==== DATA EXTRACT

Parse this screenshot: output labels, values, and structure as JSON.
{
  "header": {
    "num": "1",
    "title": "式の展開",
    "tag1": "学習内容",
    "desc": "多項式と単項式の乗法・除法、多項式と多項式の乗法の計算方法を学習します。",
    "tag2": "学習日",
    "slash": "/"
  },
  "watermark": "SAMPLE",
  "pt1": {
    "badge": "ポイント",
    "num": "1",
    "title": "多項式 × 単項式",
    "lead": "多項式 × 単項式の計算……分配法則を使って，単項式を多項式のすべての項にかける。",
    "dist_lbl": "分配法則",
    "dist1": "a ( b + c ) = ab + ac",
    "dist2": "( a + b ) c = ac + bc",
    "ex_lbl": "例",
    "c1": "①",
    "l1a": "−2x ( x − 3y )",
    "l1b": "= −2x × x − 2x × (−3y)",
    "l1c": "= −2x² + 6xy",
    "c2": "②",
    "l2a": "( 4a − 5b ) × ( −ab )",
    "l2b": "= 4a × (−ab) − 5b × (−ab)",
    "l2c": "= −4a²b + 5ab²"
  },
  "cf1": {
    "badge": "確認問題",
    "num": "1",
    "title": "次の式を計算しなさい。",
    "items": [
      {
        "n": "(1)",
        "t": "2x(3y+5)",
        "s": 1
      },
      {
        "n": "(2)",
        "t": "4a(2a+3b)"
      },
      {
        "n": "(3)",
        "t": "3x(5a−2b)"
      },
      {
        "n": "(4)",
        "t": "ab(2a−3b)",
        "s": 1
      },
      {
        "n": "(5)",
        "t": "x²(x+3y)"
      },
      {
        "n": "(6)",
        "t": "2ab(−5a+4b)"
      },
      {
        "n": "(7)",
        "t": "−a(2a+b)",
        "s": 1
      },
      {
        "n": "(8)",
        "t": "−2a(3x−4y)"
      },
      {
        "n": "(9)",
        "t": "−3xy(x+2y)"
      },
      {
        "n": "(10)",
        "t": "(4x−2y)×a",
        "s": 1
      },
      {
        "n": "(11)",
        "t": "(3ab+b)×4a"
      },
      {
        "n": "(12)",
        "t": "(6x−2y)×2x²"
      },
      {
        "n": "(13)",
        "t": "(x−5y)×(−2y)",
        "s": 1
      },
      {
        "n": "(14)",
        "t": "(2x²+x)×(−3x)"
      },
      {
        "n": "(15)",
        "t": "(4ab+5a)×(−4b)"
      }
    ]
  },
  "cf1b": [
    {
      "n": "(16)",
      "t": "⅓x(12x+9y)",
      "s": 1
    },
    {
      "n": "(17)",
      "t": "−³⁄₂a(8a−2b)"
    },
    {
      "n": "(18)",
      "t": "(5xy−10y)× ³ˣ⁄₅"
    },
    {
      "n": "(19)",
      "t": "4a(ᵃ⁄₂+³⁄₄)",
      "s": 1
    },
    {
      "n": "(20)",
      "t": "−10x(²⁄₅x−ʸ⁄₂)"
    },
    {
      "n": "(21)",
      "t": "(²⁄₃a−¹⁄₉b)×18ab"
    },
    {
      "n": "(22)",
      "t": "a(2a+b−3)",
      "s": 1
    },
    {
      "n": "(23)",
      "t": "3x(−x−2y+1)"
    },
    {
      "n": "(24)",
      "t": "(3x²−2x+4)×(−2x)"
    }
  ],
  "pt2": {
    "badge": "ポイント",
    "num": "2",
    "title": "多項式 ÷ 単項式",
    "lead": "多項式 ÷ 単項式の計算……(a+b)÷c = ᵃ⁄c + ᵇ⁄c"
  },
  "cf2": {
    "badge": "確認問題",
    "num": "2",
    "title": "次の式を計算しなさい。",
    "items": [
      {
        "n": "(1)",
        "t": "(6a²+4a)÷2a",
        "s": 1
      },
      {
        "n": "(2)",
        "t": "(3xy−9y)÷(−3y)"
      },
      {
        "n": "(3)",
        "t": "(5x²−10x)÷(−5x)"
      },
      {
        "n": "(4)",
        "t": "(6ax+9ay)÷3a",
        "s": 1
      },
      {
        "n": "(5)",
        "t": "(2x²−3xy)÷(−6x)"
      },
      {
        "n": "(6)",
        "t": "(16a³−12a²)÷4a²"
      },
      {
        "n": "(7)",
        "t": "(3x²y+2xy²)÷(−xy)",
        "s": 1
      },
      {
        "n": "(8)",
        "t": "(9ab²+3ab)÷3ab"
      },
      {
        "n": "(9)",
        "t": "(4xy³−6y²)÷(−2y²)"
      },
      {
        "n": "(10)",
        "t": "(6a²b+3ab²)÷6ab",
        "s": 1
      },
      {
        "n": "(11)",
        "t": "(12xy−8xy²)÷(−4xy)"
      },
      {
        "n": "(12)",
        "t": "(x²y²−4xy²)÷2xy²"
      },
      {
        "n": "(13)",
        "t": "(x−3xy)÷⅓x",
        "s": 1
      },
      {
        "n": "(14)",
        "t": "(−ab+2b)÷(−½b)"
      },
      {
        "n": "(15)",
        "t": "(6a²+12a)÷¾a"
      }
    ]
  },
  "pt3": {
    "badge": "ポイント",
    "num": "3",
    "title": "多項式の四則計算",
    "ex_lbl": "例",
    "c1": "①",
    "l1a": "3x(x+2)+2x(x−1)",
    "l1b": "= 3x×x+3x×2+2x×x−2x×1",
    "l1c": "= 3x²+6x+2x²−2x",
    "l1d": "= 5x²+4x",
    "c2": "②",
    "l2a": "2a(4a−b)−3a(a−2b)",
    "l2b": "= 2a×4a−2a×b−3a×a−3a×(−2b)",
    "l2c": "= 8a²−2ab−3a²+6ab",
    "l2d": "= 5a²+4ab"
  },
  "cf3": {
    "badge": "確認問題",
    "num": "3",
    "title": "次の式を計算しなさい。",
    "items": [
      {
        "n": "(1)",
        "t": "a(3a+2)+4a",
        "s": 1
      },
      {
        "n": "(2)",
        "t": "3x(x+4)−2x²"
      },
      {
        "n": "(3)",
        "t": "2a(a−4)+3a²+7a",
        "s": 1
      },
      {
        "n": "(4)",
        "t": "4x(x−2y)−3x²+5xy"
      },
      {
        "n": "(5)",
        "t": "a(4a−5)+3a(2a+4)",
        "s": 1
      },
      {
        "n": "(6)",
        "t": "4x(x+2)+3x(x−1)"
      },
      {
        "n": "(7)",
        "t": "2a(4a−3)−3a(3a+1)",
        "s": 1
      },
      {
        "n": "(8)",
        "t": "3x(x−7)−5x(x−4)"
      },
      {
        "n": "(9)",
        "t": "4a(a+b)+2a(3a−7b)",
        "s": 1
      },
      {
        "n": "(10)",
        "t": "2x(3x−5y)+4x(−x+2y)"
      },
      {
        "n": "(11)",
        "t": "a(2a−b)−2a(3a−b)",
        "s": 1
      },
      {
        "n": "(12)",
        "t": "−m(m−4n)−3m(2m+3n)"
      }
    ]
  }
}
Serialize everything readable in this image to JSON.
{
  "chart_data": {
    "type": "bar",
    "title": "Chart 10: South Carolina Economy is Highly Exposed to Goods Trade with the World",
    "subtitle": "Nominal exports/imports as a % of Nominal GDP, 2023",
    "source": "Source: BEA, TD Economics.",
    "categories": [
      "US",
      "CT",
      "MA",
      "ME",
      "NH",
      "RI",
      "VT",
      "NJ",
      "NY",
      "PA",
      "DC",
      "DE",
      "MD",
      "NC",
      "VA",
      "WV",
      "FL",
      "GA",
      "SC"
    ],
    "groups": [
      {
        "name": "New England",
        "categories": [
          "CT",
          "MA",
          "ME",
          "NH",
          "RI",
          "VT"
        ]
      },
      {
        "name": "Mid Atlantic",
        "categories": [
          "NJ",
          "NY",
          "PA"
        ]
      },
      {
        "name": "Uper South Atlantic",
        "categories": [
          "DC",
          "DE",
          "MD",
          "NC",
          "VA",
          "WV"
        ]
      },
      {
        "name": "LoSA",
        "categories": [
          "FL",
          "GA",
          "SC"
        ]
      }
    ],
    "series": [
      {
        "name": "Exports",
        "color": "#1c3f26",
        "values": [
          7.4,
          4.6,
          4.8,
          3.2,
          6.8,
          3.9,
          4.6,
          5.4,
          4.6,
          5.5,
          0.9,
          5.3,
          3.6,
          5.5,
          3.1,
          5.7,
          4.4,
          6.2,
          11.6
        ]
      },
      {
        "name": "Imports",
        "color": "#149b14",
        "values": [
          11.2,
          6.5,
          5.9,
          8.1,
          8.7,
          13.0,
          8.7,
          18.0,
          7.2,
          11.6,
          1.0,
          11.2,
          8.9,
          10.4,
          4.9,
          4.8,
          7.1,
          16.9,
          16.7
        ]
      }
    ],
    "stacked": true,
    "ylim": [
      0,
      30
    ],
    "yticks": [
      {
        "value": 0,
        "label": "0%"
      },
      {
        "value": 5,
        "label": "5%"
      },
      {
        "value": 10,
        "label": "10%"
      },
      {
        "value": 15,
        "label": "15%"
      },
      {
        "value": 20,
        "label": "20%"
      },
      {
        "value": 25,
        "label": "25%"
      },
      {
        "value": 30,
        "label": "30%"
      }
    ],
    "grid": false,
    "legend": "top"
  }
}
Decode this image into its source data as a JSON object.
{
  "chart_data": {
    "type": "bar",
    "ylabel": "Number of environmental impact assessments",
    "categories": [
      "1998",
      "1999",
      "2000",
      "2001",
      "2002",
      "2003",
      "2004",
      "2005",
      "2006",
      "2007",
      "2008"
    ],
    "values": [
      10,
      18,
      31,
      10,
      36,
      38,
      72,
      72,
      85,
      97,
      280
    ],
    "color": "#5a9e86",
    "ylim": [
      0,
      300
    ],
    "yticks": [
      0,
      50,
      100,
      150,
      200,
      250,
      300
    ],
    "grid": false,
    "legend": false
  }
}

========

## THE REQUEST
Copy out every line in the listing where the word "image" appears.

## ANSWER FOR THIS EXERCISE
Serialize everything readable in this image to JSON.
Decode this image into its source data as a JSON object.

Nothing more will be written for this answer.